Start

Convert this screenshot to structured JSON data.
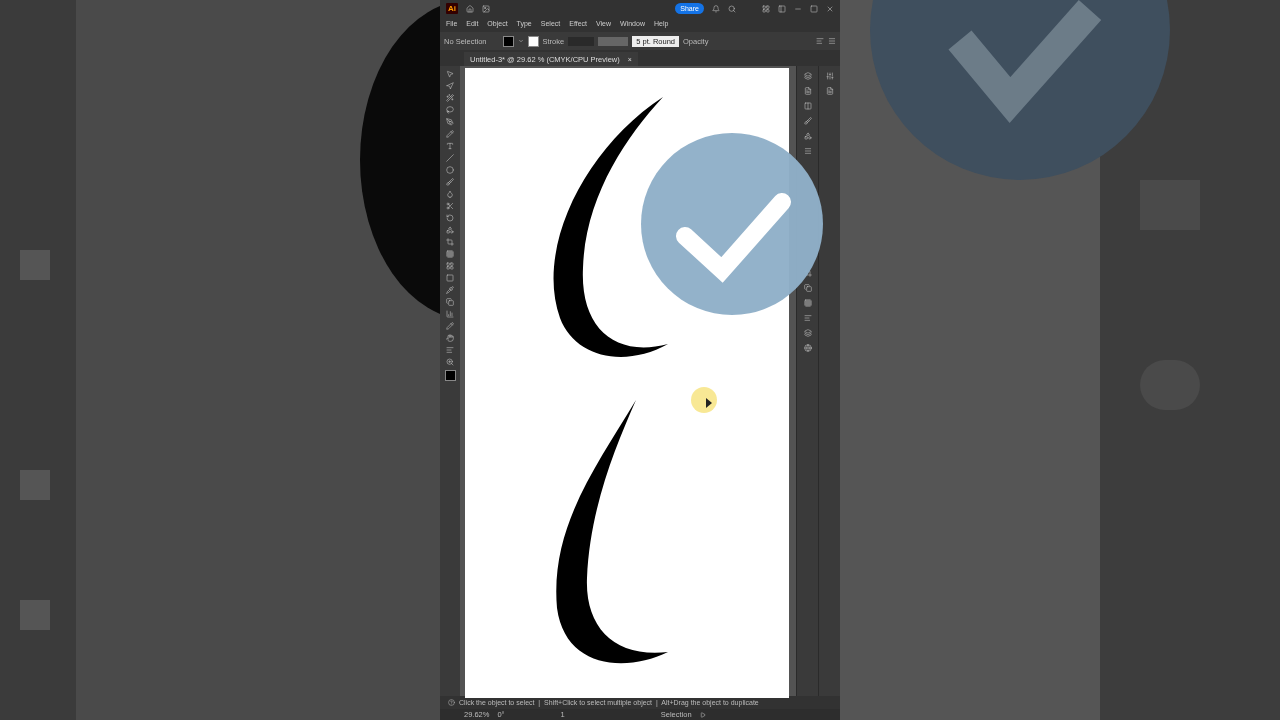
{
  "title_bar": {
    "logo": "Ai",
    "share": "Share"
  },
  "menu": [
    "File",
    "Edit",
    "Object",
    "Type",
    "Select",
    "Effect",
    "View",
    "Window",
    "Help"
  ],
  "control_bar": {
    "selection": "No Selection",
    "stroke_label": "Stroke",
    "brush": "5 pt. Round",
    "opacity": "Opacity"
  },
  "document_tab": {
    "title": "Untitled-3* @ 29.62 % (CMYK/CPU Preview)",
    "close": "×"
  },
  "hint_bar": {
    "text": "Click the object to select  |  Shift+Click to select multiple object  |  Alt+Drag the object to duplicate"
  },
  "status_bar": {
    "zoom": "29.62%",
    "rotation": "0°",
    "artboard": "1",
    "tool": "Selection"
  }
}
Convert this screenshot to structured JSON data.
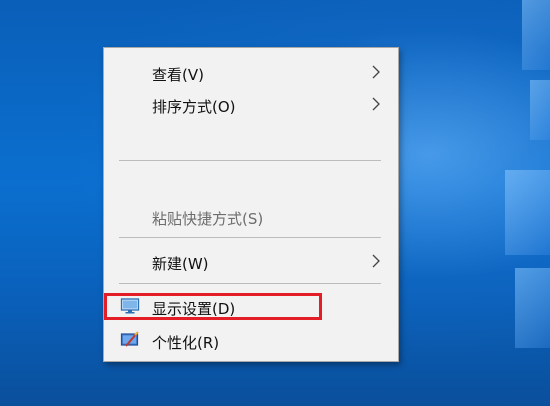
{
  "context_menu": {
    "items": [
      {
        "label": "查看(V)",
        "has_submenu": true,
        "enabled": true
      },
      {
        "label": "排序方式(O)",
        "has_submenu": true,
        "enabled": true
      },
      {
        "label": "粘贴快捷方式(S)",
        "has_submenu": false,
        "enabled": false
      },
      {
        "label": "新建(W)",
        "has_submenu": true,
        "enabled": true
      },
      {
        "label": "显示设置(D)",
        "has_submenu": false,
        "enabled": true,
        "icon": "display-icon",
        "highlighted": true
      },
      {
        "label": "个性化(R)",
        "has_submenu": false,
        "enabled": true,
        "icon": "personalize-icon"
      }
    ]
  },
  "colors": {
    "desktop_blue": "#0b6fcf",
    "menu_background": "#f2f2f2",
    "highlight_border": "#e41e26"
  }
}
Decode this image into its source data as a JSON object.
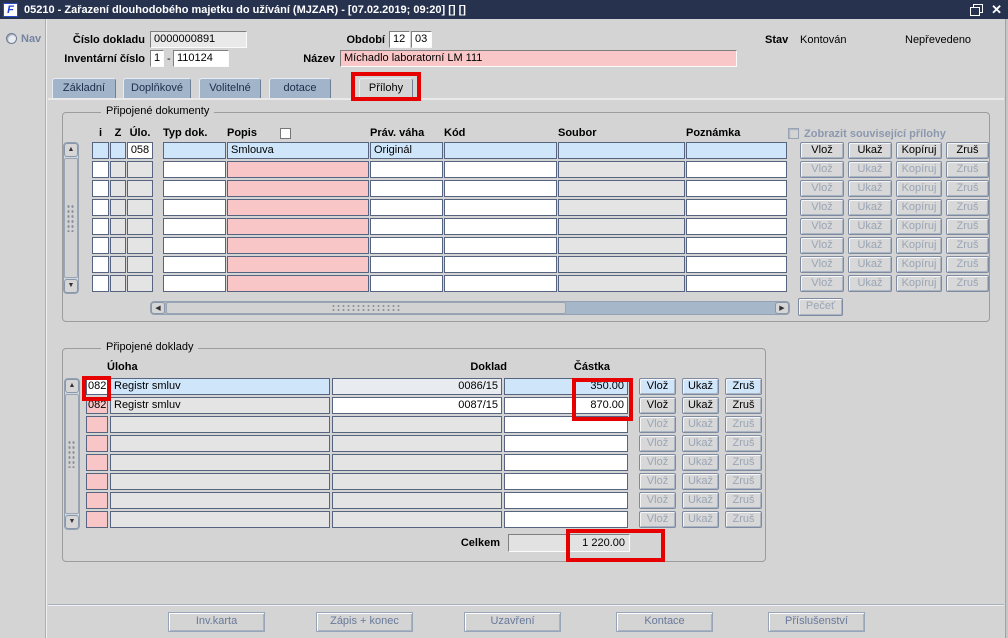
{
  "window": {
    "icon_glyph": "F",
    "title": "05210 - Zařazení dlouhodobého majetku do užívání (MJZAR) - [07.02.2019; 09:20] [] []"
  },
  "nav": {
    "label": "Nav"
  },
  "header": {
    "cislo_dokladu_label": "Číslo dokladu",
    "cislo_dokladu_value": "0000000891",
    "obdobi_label": "Období",
    "obdobi_month": "12",
    "obdobi_part": "03",
    "stav_label": "Stav",
    "stav_value": "Kontován",
    "stav_value2": "Nepřevedeno",
    "inv_label": "Inventární číslo",
    "inv_prefix": "1",
    "inv_sep": "-",
    "inv_number": "110124",
    "nazev_label": "Název",
    "nazev_value": "Míchadlo laboratorní LM 111"
  },
  "tabs": [
    {
      "label": "Základní",
      "active": false
    },
    {
      "label": "Doplňkové",
      "active": false
    },
    {
      "label": "Volitelné",
      "active": false
    },
    {
      "label": "dotace",
      "active": false
    },
    {
      "label": "Přílohy",
      "active": true,
      "annotated": true
    }
  ],
  "documents": {
    "group_title": "Připojené dokumenty",
    "headers": {
      "i": "i",
      "z": "Z",
      "ulo": "Úlo.",
      "typ": "Typ dok.",
      "popis": "Popis",
      "prav": "Práv. váha",
      "kod": "Kód",
      "soubor": "Soubor",
      "poznamka": "Poznámka"
    },
    "show_related_label": "Zobrazit související přílohy",
    "row_buttons": [
      "Vlož",
      "Ukaž",
      "Kopíruj",
      "Zruš"
    ],
    "pecet_label": "Pečeť",
    "rows": [
      {
        "i": "",
        "z": "",
        "ulo": "058",
        "typ": "",
        "popis": "Smlouva",
        "prav": "Originál",
        "kod": "",
        "soubor": "",
        "poznamka": "",
        "style": "selected",
        "buttons_enabled": true
      },
      {
        "i": "",
        "z": "",
        "ulo": "",
        "typ": "",
        "popis": "",
        "prav": "",
        "kod": "",
        "soubor": "",
        "poznamka": "",
        "style": "empty",
        "buttons_enabled": false
      },
      {
        "i": "",
        "z": "",
        "ulo": "",
        "typ": "",
        "popis": "",
        "prav": "",
        "kod": "",
        "soubor": "",
        "poznamka": "",
        "style": "empty",
        "buttons_enabled": false
      },
      {
        "i": "",
        "z": "",
        "ulo": "",
        "typ": "",
        "popis": "",
        "prav": "",
        "kod": "",
        "soubor": "",
        "poznamka": "",
        "style": "empty",
        "buttons_enabled": false
      },
      {
        "i": "",
        "z": "",
        "ulo": "",
        "typ": "",
        "popis": "",
        "prav": "",
        "kod": "",
        "soubor": "",
        "poznamka": "",
        "style": "empty",
        "buttons_enabled": false
      },
      {
        "i": "",
        "z": "",
        "ulo": "",
        "typ": "",
        "popis": "",
        "prav": "",
        "kod": "",
        "soubor": "",
        "poznamka": "",
        "style": "empty",
        "buttons_enabled": false
      },
      {
        "i": "",
        "z": "",
        "ulo": "",
        "typ": "",
        "popis": "",
        "prav": "",
        "kod": "",
        "soubor": "",
        "poznamka": "",
        "style": "empty",
        "buttons_enabled": false
      },
      {
        "i": "",
        "z": "",
        "ulo": "",
        "typ": "",
        "popis": "",
        "prav": "",
        "kod": "",
        "soubor": "",
        "poznamka": "",
        "style": "empty",
        "buttons_enabled": false
      }
    ]
  },
  "receipts": {
    "group_title": "Připojené doklady",
    "headers": {
      "uloha": "Úloha",
      "doklad": "Doklad",
      "castka": "Částka"
    },
    "row_buttons": [
      "Vlož",
      "Ukaž",
      "Zruš"
    ],
    "rows": [
      {
        "code": "082",
        "desc": "Registr smluv",
        "doklad": "0086/15",
        "amount": "350.00",
        "style": "selected",
        "buttons_enabled": true
      },
      {
        "code": "082",
        "desc": "Registr smluv",
        "doklad": "0087/15",
        "amount": "870.00",
        "style": "filled",
        "buttons_enabled": true
      },
      {
        "code": "",
        "desc": "",
        "doklad": "",
        "amount": "",
        "style": "empty",
        "buttons_enabled": false
      },
      {
        "code": "",
        "desc": "",
        "doklad": "",
        "amount": "",
        "style": "empty",
        "buttons_enabled": false
      },
      {
        "code": "",
        "desc": "",
        "doklad": "",
        "amount": "",
        "style": "empty",
        "buttons_enabled": false
      },
      {
        "code": "",
        "desc": "",
        "doklad": "",
        "amount": "",
        "style": "empty",
        "buttons_enabled": false
      },
      {
        "code": "",
        "desc": "",
        "doklad": "",
        "amount": "",
        "style": "empty",
        "buttons_enabled": false
      },
      {
        "code": "",
        "desc": "",
        "doklad": "",
        "amount": "",
        "style": "empty",
        "buttons_enabled": false
      }
    ],
    "total_label": "Celkem",
    "total_value": "1 220.00"
  },
  "footer": {
    "buttons": [
      "Inv.karta",
      "Zápis + konec",
      "Uzavření",
      "Kontace",
      "Příslušenství"
    ]
  },
  "colors": {
    "titlebar": "#26324e",
    "selected_row": "#cfe5f9",
    "required_pink": "#f8c6c6",
    "annotation_red": "#e60000",
    "panel": "#d4d4d4"
  }
}
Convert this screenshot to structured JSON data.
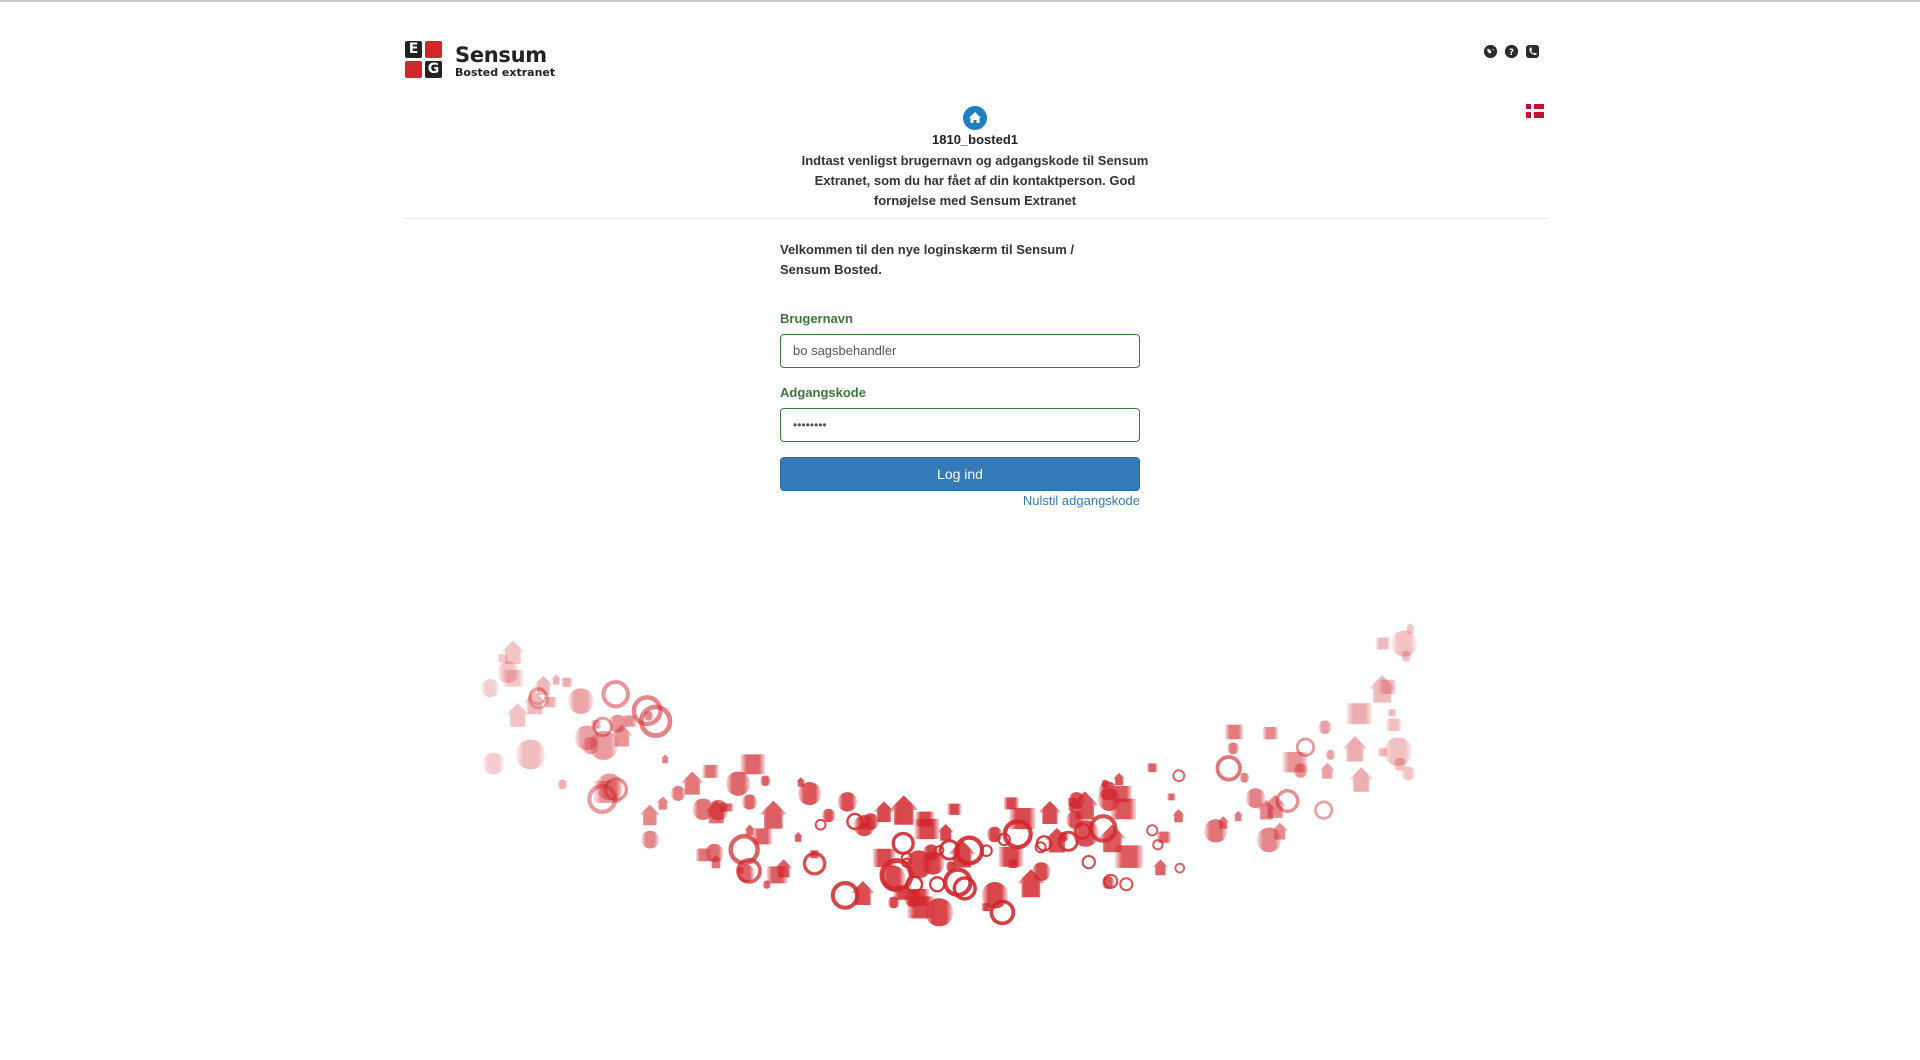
{
  "brand": {
    "logo_letters": [
      "E",
      "G"
    ],
    "title": "Sensum",
    "subtitle": "Bosted extranet"
  },
  "header_icons": [
    "globe-icon",
    "help-icon",
    "phone-icon"
  ],
  "language": {
    "flag": "danish-flag-icon"
  },
  "org": {
    "name": "1810_bosted1"
  },
  "intro": "Indtast venligst brugernavn og adgangskode til Sensum Extranet, som du har fået af din kontaktperson. God fornøjelse med Sensum Extranet",
  "form": {
    "welcome": "Velkommen til den nye loginskærm til Sensum / Sensum Bosted.",
    "username_label": "Brugernavn",
    "username_value": "bo sagsbehandler",
    "password_label": "Adgangskode",
    "password_value": "••••••••",
    "login_button": "Log ind",
    "reset_link": "Nulstil adgangskode"
  },
  "colors": {
    "brand_red": "#d0262c",
    "primary_button": "#337ab7",
    "label_green": "#3c763d",
    "icon_badge": "#1f7fc0"
  }
}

End

● TASK DIRECTIONS:
Select every line above that contains the word "Připojené", and copy it.

● RESULT OF THE TASK:
    "group_title": "Připojené dokumenty",
    "group_title": "Připojené doklady",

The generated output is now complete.